▶ A run of records
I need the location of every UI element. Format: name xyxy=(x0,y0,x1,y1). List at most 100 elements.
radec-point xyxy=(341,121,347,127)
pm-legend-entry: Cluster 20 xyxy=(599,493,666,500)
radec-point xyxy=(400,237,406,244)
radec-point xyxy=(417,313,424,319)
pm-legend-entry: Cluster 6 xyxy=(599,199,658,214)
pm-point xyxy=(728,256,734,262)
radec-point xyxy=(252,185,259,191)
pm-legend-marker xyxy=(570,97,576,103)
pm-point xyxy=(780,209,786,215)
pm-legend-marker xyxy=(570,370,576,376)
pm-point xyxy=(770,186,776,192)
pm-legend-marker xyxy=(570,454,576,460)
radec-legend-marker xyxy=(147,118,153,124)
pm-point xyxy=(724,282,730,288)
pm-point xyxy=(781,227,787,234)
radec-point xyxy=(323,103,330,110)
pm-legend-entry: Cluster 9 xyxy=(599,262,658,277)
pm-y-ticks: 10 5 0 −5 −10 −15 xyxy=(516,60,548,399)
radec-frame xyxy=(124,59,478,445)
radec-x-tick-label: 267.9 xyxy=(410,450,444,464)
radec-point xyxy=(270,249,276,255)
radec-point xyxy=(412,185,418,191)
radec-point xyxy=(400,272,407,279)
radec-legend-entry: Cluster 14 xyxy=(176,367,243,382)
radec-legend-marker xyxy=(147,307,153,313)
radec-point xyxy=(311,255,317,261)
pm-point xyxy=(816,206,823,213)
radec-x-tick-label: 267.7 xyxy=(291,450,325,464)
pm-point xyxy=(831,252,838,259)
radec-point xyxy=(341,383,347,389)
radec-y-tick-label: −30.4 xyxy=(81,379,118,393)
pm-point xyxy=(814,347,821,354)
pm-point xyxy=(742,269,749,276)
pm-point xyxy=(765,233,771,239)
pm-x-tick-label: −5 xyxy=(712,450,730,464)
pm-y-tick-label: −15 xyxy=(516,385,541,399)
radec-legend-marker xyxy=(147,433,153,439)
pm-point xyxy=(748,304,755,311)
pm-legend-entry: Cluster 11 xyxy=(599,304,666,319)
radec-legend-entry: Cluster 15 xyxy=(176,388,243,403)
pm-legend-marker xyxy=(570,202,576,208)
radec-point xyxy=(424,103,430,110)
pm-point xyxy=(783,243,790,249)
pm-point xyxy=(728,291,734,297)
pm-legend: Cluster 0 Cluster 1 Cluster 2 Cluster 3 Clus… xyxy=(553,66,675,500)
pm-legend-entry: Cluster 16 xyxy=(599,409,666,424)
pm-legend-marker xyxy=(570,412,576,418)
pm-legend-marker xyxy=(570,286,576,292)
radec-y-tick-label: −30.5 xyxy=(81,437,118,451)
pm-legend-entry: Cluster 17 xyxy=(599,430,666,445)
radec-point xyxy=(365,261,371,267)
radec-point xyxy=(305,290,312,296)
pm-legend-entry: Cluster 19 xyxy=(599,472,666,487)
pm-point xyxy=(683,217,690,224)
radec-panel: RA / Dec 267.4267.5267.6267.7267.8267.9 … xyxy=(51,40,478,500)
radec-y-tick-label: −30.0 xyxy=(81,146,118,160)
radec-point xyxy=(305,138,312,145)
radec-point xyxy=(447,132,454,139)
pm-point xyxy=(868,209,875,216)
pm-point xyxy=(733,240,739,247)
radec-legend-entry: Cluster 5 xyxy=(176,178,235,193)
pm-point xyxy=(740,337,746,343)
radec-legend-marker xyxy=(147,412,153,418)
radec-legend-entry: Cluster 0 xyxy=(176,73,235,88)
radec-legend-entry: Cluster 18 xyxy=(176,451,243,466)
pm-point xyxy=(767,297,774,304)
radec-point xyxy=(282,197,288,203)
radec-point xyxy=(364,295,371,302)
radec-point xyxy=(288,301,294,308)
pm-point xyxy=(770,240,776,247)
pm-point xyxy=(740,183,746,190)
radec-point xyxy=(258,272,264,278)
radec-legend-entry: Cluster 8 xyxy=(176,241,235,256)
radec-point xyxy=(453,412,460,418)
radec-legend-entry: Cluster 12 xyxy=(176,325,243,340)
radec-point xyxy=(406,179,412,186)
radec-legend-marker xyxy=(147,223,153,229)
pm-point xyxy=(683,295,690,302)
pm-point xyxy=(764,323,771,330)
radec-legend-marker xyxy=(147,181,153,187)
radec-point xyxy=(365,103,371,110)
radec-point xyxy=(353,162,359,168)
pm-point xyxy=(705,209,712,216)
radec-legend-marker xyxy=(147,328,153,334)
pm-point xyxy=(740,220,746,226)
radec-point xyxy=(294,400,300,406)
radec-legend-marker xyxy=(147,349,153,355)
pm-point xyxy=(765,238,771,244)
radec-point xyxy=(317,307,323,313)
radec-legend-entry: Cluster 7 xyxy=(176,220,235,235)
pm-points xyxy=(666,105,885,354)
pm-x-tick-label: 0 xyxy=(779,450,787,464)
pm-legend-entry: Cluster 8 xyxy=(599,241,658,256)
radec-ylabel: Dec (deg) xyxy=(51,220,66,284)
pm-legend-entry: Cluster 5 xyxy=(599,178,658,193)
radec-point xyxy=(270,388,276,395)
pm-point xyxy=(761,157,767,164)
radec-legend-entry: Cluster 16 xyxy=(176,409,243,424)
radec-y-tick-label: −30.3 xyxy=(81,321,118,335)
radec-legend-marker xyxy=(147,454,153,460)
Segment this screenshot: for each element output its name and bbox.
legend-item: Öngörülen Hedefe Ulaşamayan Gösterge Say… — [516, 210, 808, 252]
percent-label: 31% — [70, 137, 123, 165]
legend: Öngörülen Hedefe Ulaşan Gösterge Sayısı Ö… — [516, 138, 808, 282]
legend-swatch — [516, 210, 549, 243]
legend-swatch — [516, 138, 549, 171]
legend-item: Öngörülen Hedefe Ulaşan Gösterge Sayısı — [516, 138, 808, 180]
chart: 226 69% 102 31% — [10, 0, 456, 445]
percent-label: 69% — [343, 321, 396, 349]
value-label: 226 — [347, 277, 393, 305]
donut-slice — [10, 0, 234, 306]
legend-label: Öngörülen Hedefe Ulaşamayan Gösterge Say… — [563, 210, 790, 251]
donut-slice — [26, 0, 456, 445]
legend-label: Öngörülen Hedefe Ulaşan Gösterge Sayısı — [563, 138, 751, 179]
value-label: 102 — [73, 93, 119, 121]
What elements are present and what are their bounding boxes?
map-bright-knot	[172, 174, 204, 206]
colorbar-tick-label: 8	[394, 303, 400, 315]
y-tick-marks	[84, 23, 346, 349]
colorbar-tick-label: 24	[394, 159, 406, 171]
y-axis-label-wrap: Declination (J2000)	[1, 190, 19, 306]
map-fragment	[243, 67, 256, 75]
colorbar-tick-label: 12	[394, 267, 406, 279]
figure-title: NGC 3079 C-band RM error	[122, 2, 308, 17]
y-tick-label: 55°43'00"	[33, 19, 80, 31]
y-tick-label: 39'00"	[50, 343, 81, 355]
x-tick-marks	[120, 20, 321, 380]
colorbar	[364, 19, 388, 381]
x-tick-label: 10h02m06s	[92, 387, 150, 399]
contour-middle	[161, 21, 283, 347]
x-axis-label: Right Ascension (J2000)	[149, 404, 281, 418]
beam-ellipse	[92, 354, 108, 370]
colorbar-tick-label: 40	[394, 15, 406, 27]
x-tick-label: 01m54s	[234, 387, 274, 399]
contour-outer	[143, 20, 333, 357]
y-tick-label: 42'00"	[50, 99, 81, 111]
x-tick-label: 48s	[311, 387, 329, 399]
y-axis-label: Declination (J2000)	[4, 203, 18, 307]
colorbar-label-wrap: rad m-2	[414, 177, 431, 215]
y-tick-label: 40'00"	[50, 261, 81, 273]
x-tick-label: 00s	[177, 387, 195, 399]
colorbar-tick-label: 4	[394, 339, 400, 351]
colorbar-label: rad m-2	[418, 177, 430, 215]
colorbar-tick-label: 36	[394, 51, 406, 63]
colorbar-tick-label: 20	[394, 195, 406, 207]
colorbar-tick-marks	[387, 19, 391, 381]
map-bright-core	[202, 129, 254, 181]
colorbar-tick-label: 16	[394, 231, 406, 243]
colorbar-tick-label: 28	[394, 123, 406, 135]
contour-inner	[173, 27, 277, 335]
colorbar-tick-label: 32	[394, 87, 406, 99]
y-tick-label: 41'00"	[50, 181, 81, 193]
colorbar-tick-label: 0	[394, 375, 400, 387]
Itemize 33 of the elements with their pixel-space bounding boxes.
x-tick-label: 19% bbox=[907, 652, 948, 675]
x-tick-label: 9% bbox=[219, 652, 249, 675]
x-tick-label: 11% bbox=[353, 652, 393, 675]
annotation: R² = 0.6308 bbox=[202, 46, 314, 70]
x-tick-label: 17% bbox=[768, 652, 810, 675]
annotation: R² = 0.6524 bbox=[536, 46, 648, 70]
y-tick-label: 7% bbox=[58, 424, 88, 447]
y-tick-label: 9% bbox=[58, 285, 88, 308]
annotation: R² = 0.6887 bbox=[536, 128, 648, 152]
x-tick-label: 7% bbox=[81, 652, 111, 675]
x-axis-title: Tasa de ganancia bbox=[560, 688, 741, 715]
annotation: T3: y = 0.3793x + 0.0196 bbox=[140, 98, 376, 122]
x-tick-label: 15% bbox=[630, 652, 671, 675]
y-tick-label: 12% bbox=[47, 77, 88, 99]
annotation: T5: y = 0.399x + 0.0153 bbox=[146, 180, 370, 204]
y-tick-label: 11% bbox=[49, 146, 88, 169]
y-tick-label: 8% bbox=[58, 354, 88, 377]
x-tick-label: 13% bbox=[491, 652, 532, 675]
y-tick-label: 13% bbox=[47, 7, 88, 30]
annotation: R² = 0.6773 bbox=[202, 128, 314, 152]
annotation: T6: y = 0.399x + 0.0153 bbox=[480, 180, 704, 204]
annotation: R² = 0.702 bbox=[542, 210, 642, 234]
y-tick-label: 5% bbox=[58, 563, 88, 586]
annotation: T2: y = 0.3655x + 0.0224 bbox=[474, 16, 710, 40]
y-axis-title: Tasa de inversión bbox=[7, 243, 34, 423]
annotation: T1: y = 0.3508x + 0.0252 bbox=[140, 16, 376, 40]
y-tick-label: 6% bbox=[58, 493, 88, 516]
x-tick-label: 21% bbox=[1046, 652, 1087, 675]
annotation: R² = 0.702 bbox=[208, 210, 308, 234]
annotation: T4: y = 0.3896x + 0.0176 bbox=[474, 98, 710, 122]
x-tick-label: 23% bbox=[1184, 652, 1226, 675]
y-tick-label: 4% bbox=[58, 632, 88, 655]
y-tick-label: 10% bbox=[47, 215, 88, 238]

▶ What is asked
Could you print the data from its first line through the line containing "pm-legend-entry: Cluster 9", inclusive, keeping every line exactly the same?

▶ Worked solution
I need the location of every UI element. Format: name xyxy=(x0,y0,x1,y1). List at most 100 elements.
radec-point xyxy=(341,121,347,127)
pm-legend-entry: Cluster 20 xyxy=(599,493,666,500)
radec-point xyxy=(400,237,406,244)
radec-point xyxy=(417,313,424,319)
pm-legend-entry: Cluster 6 xyxy=(599,199,658,214)
pm-point xyxy=(728,256,734,262)
radec-point xyxy=(252,185,259,191)
pm-legend-marker xyxy=(570,97,576,103)
pm-point xyxy=(780,209,786,215)
pm-legend-marker xyxy=(570,370,576,376)
pm-point xyxy=(770,186,776,192)
pm-legend-marker xyxy=(570,454,576,460)
radec-legend-marker xyxy=(147,118,153,124)
pm-point xyxy=(724,282,730,288)
pm-point xyxy=(781,227,787,234)
radec-point xyxy=(323,103,330,110)
pm-legend-entry: Cluster 9 xyxy=(599,262,658,277)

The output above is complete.